-- Direction --
Copy each line containing the word "this" from the records that follow, please.

-- Record excerpts --
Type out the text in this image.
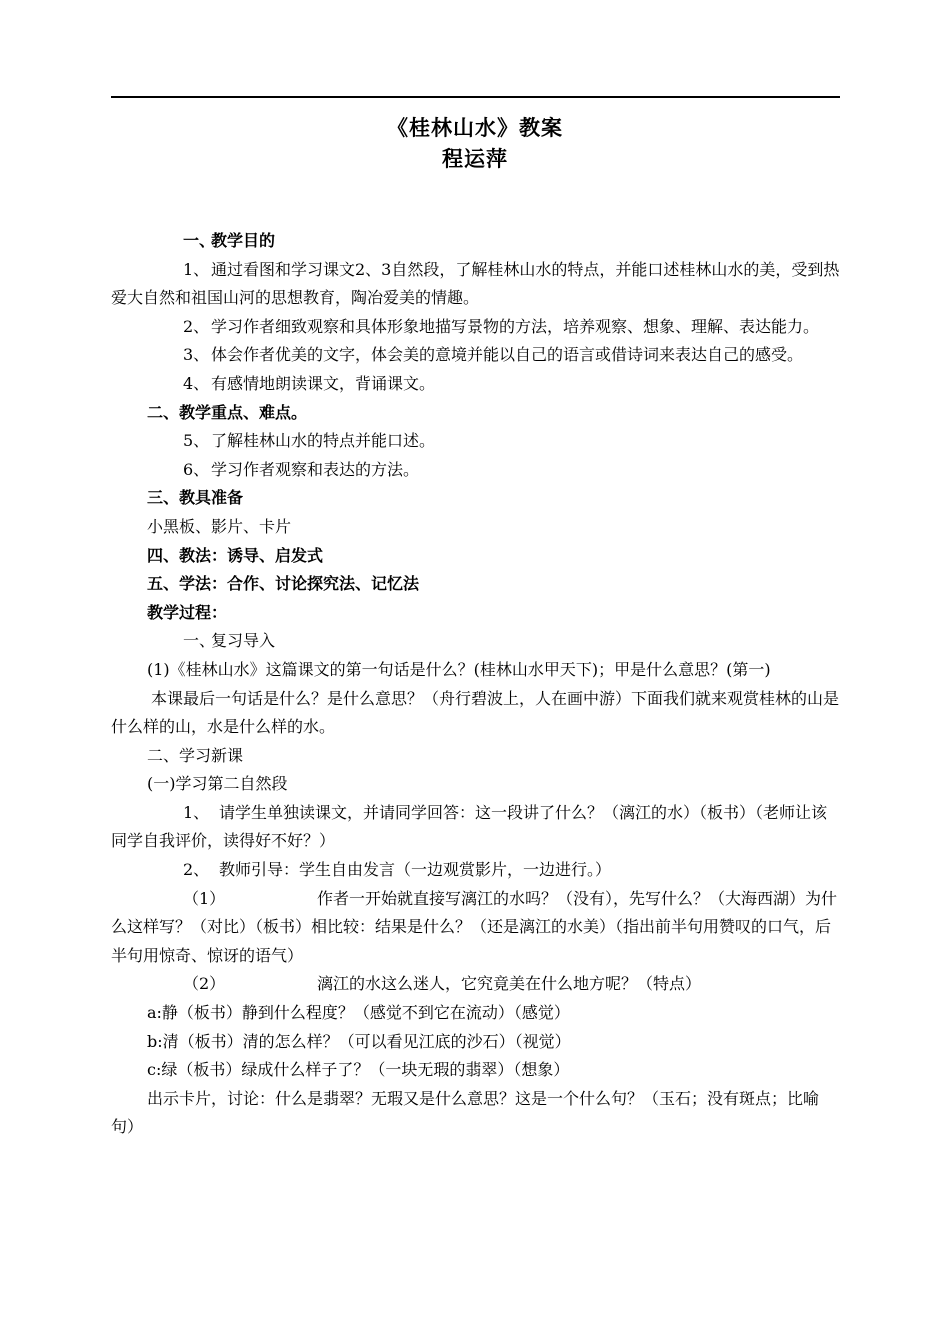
《桂林山水》教案
程运萍

一、教学目的

1、 通过看图和学习课文2、3自然段，了解桂林山水的特点，并能口述桂林山水的美，受到热爱大自然和祖国山河的思想教育，陶冶爱美的情趣。

2、 学习作者细致观察和具体形象地描写景物的方法，培养观察、想象、理解、表达能力。

3、 体会作者优美的文字，体会美的意境并能以自己的语言或借诗词来表达自己的感受。

4、 有感情地朗读课文，背诵课文。

二、教学重点、难点。

5、 了解桂林山水的特点并能口述。

6、 学习作者观察和表达的方法。

三、教具准备

小黑板、影片、卡片

四、教法：诱导、启发式

五、学法：合作、讨论探究法、记忆法

教学过程：

一、复习导入

(1)《桂林山水》这篇课文的第一句话是什么？(桂林山水甲天下)；甲是什么意思？(第一)

本课最后一句话是什么？是什么意思？（舟行碧波上，人在画中游）下面我们就来观赏桂林的山是什么样的山，水是什么样的水。

二、学习新课

(一)学习第二自然段

1、 请学生单独读课文，并请同学回答：这一段讲了什么？（漓江的水）（板书）（老师让该同学自我评价，读得好不好？）

2、 教师引导：学生自由发言（一边观赏影片，一边进行。）

（1）	作者一开始就直接写漓江的水吗？（没有），先写什么？（大海西湖）为什么这样写？（对比）（板书）相比较：结果是什么？（还是漓江的水美）（指出前半句用赞叹的口气，后半句用惊奇、惊讶的语气）

（2）	漓江的水这么迷人，它究竟美在什么地方呢？（特点）

a:静（板书）静到什么程度？（感觉不到它在流动）（感觉）

b:清（板书）清的怎么样？（可以看见江底的沙石）（视觉）

c:绿（板书）绿成什么样子了？（一块无瑕的翡翠）（想象）

出示卡片，讨论：什么是翡翠？无瑕又是什么意思？这是一个什么句？（玉石；没有斑点；比喻句）
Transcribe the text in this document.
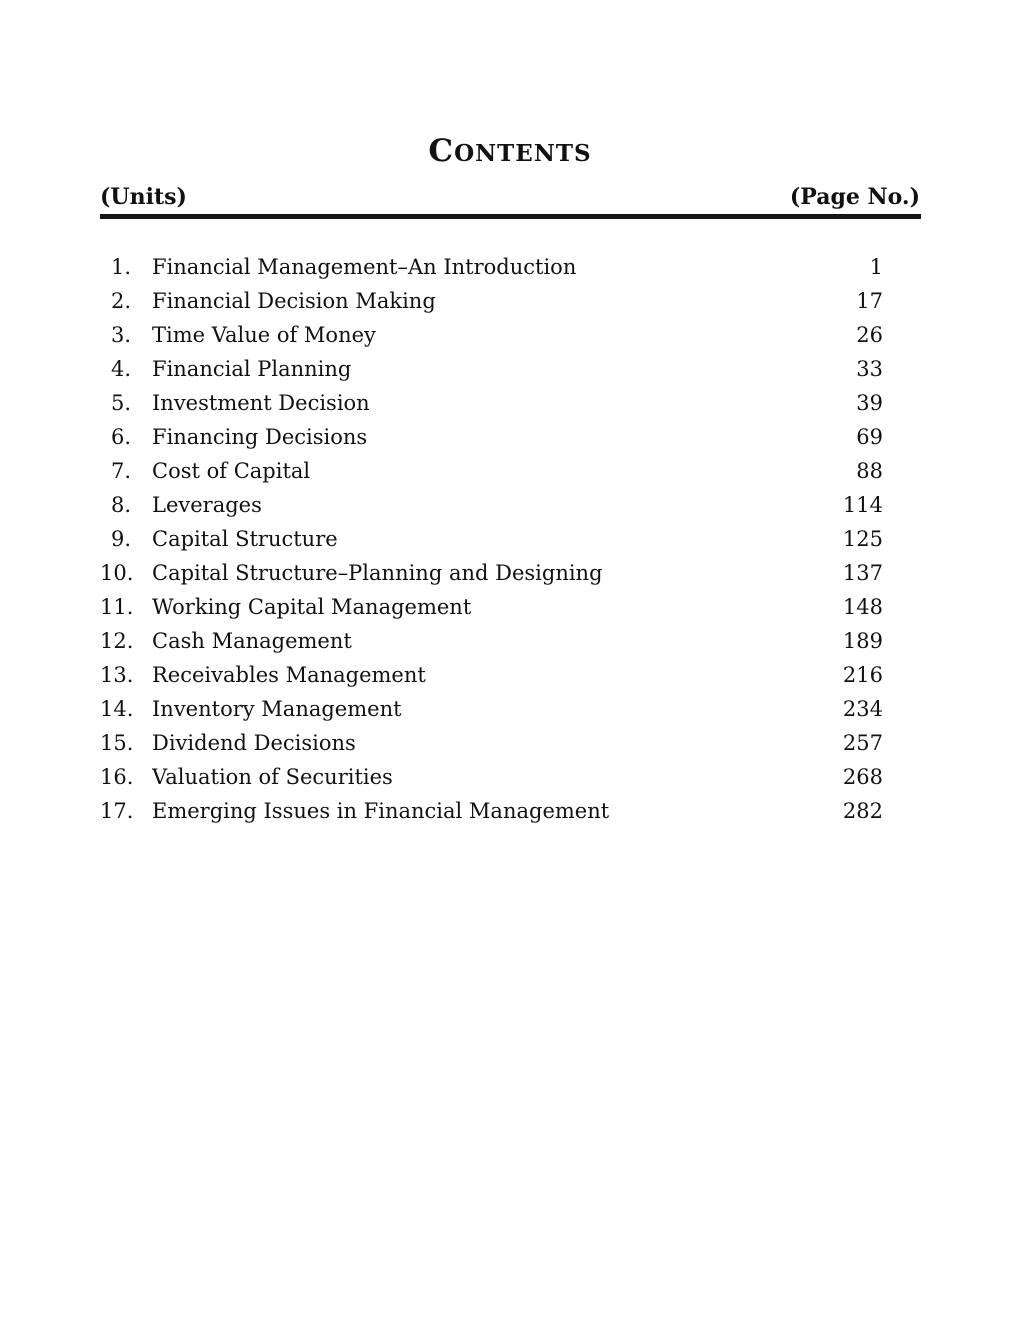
CONTENTS
(Units)	(Page No.)
1. Financial Management–An Introduction	1
2. Financial Decision Making	17
3. Time Value of Money	26
4. Financial Planning	33
5. Investment Decision	39
6. Financing Decisions	69
7. Cost of Capital	88
8. Leverages	114
9. Capital Structure	125
10. Capital Structure–Planning and Designing	137
11. Working Capital Management	148
12. Cash Management	189
13. Receivables Management	216
14. Inventory Management	234
15. Dividend Decisions	257
16. Valuation of Securities	268
17. Emerging Issues in Financial Management	282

-- Reply to the exercise --
Type out the text in this image.
Transcribe the text in this document.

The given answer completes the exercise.